= REQUIRED TASK =
Copy each line that has the string "document" somewhere in it.

(Data records)
----

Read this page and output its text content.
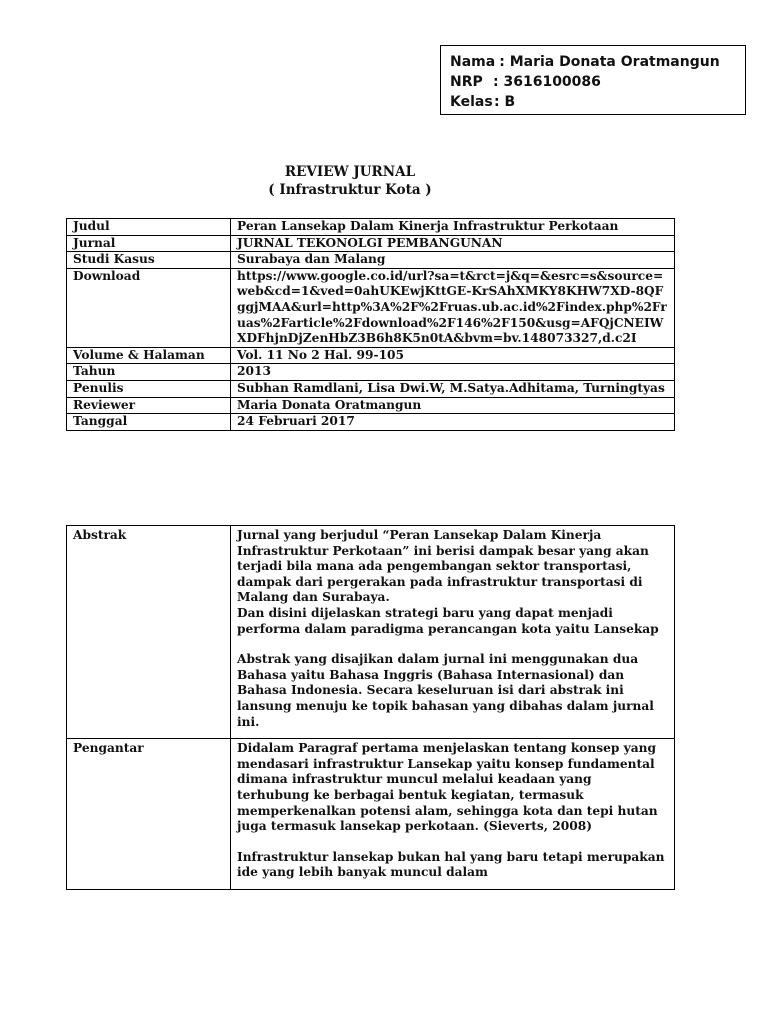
Nama : Maria Donata Oratmangun
NRP : 3616100086
Kelas : B
REVIEW JURNAL
( Infrastruktur Kota )
Judul	Peran Lansekap Dalam Kinerja Infrastruktur Perkotaan
Jurnal	JURNAL TEKONOLGI PEMBANGUNAN
Studi Kasus	Surabaya dan Malang
Download	https://www.google.co.id/url?sa=t&rct=j&q=&esrc=s&source=web&cd=1&ved=0ahUKEwjKttGE-KrSAhXMKY8KHW7XD-8QFggjMAA&url=http%3A%2F%2Fruas.ub.ac.id%2Findex.php%2Fruas%2Farticle%2Fdownload%2F146%2F150&usg=AFQjCNEIWXDFhjnDjZenHbZ3B6h8K5n0tA&bvm=bv.148073327,d.c2I
Volume & Halaman	Vol. 11 No 2 Hal. 99-105
Tahun	2013
Penulis	Subhan Ramdlani, Lisa Dwi.W, M.Satya.Adhitama, Turningtyas
Reviewer	Maria Donata Oratmangun
Tanggal	24 Februari 2017
Abstrak	Jurnal yang berjudul “Peran Lansekap Dalam Kinerja Infrastruktur Perkotaan” ini berisi dampak besar yang akan terjadi bila mana ada pengembangan sektor transportasi, dampak dari pergerakan pada infrastruktur transportasi di Malang dan Surabaya.
Dan disini dijelaskan strategi baru yang dapat menjadi performa dalam paradigma perancangan kota yaitu Lansekap
Abstrak yang disajikan dalam jurnal ini menggunakan dua Bahasa yaitu Bahasa Inggris (Bahasa Internasional) dan Bahasa Indonesia. Secara keseluruan isi dari abstrak ini lansung menuju ke topik bahasan yang dibahas dalam jurnal ini.

Pengantar	Didalam Paragraf pertama menjelaskan tentang konsep yang mendasari infrastruktur Lansekap yaitu konsep fundamental dimana infrastruktur muncul melalui keadaan yang terhubung ke berbagai bentuk kegiatan, termasuk memperkenalkan potensi alam, sehingga kota dan tepi hutan juga termasuk lansekap perkotaan. (Sieverts, 2008)
Infrastruktur lansekap bukan hal yang baru tetapi merupakan ide yang lebih banyak muncul dalam
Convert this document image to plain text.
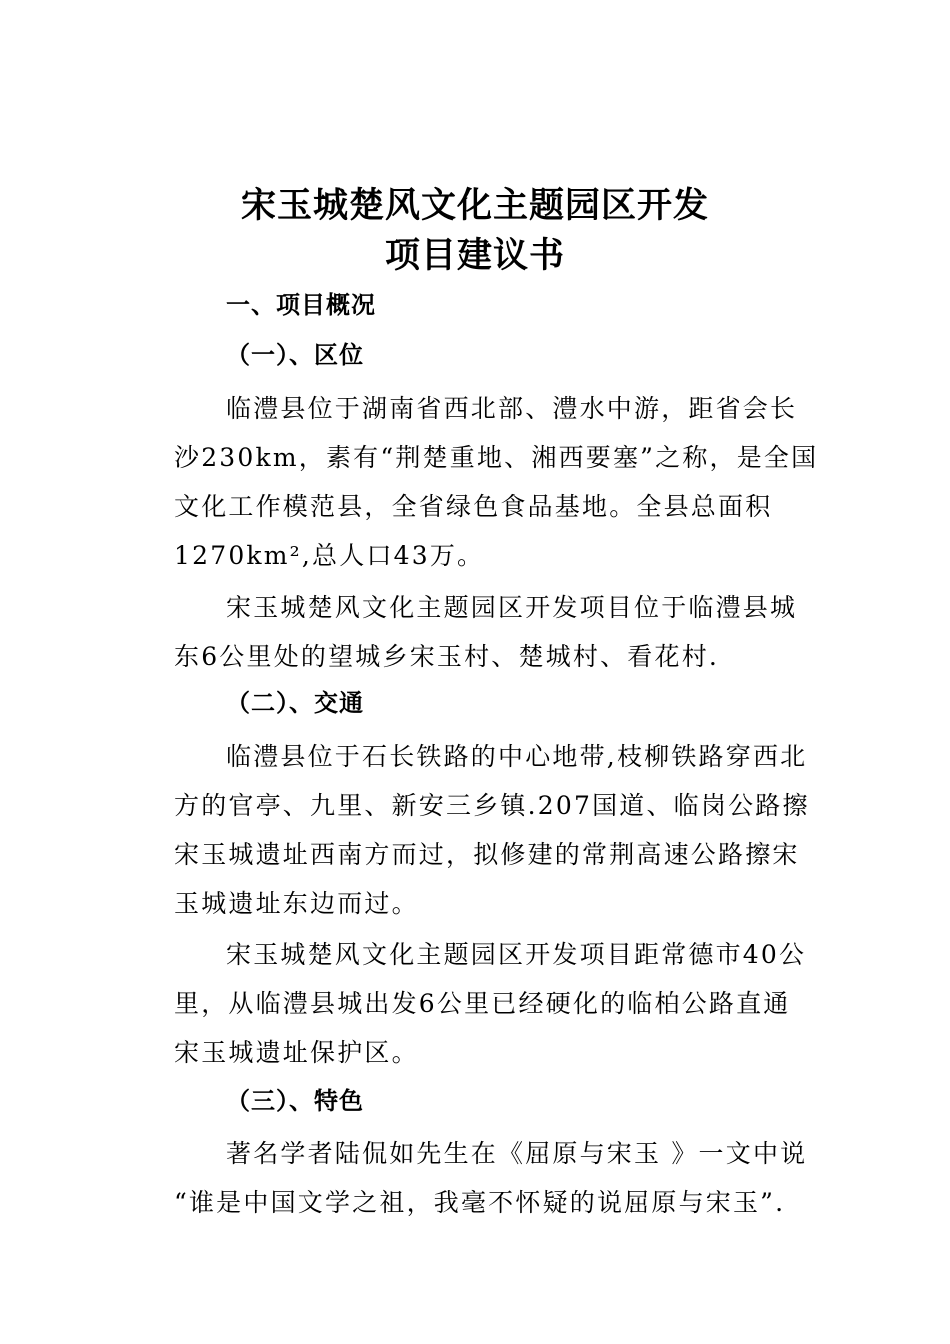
宋玉城楚风文化主题园区开发
项目建议书
一、项目概况
（一）、区位
临澧县位于湖南省西北部、澧水中游，距省会长
沙230km，素有“荆楚重地、湘西要塞”之称，是全国
文化工作模范县，全省绿色食品基地。全县总面积
1270km²,总人口43万。
宋玉城楚风文化主题园区开发项目位于临澧县城
东6公里处的望城乡宋玉村、楚城村、看花村.
（二）、交通
临澧县位于石长铁路的中心地带,枝柳铁路穿西北
方的官亭、九里、新安三乡镇.207国道、临岗公路擦
宋玉城遗址西南方而过，拟修建的常荆高速公路擦宋
玉城遗址东边而过。
宋玉城楚风文化主题园区开发项目距常德市40公
里，从临澧县城出发6公里已经硬化的临柏公路直通
宋玉城遗址保护区。
（三）、特色
著名学者陆侃如先生在《屈原与宋玉 》一文中说
“谁是中国文学之祖，我毫不怀疑的说屈原与宋玉”.
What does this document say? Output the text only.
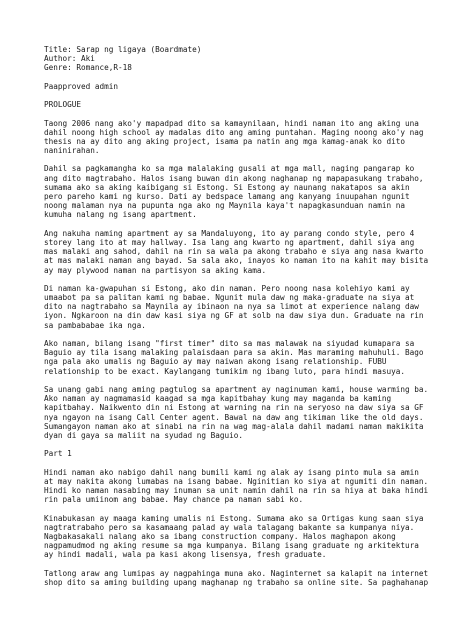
Title: Sarap ng ligaya (Boardmate)
Author: Aki
Genre: Romance,R-18
Paapproved admin
PROLOGUE
Taong 2006 nang ako'y mapadpad dito sa kamaynilaan, hindi naman ito ang aking una
dahil noong high school ay madalas dito ang aming puntahan. Maging noong ako'y nag
thesis na ay dito ang aking project, isama pa natin ang mga kamag-anak ko dito
naninirahan.
Dahil sa pagkamangha ko sa mga malalaking gusali at mga mall, naging pangarap ko
ang dito magtrabaho. Halos isang buwan din akong naghanap ng mapapasukang trabaho,
sumama ako sa aking kaibigang si Estong. Si Estong ay naunang nakatapos sa akin
pero pareho kami ng kurso. Dati ay bedspace lamang ang kanyang inuupahan ngunit
noong malaman nya na pupunta nga ako ng Maynila kaya't napagkasunduan namin na
kumuha nalang ng isang apartment.
Ang nakuha naming apartment ay sa Mandaluyong, ito ay parang condo style, pero 4
storey lang ito at may hallway. Isa lang ang kwarto ng apartment, dahil siya ang
mas malaki ang sahod, dahil na rin sa wala pa akong trabaho e siya ang nasa kwarto
at mas malaki naman ang bayad. Sa sala ako, inayos ko naman ito na kahit may bisita
ay may plywood naman na partisyon sa aking kama.
Di naman ka-gwapuhan si Estong, ako din naman. Pero noong nasa kolehiyo kami ay
umaabot pa sa palitan kami ng babae. Ngunit mula daw ng maka-graduate na siya at
dito na nagtrabaho sa Maynila ay ibinaon na nya sa limot at experience nalang daw
iyon. Ngkaroon na din daw kasi siya ng GF at solb na daw siya dun. Graduate na rin
sa pambababae ika nga.
Ako naman, bilang isang "first timer" dito sa mas malawak na siyudad kumapara sa
Baguio ay tila isang malaking palaisdaan para sa akin. Mas maraming mahuhuli. Bago
nga pala ako umalis ng Baguio ay may naiwan akong isang relationship. FUBU
relationship to be exact. Kaylangang tumikim ng ibang luto, para hindi masuya.
Sa unang gabi nang aming pagtulog sa apartment ay naginuman kami, house warming ba.
Ako naman ay nagmamasid kaagad sa mga kapitbahay kung may maganda ba kaming
kapitbahay. Naikwento din ni Estong at warning na rin na seryoso na daw siya sa GF
nya ngayon na isang Call Center agent. Bawal na daw ang tikiman like the old days.
Sumangayon naman ako at sinabi na rin na wag mag-alala dahil madami naman makikita
dyan di gaya sa maliit na syudad ng Baguio.
Part 1
Hindi naman ako nabigo dahil nang bumili kami ng alak ay isang pinto mula sa amin
at may nakita akong lumabas na isang babae. Nginitian ko siya at ngumiti din naman.
Hindi ko naman nasabing may inuman sa unit namin dahil na rin sa hiya at baka hindi
rin pala umiinom ang babae. May chance pa naman sabi ko.
Kinabukasan ay maaga kaming umalis ni Estong. Sumama ako sa Ortigas kung saan siya
nagtratrabaho pero sa kasamaang palad ay wala talagang bakante sa kumpanya niya.
Nagbakasakali nalang ako sa ibang construction company. Halos maghapon akong
nagpamudmod ng aking resume sa mga kumpanya. Bilang isang graduate ng arkitektura
ay hindi madali, wala pa kasi akong lisensya, fresh graduate.
Tatlong araw ang lumipas ay nagpahinga muna ako. Naginternet sa kalapit na internet
shop dito sa aming building upang maghanap ng trabaho sa online site. Sa paghahanap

----

= SOLVED EXERCISE =
Convert this document image to plain text.
What does this document say? Output the text only.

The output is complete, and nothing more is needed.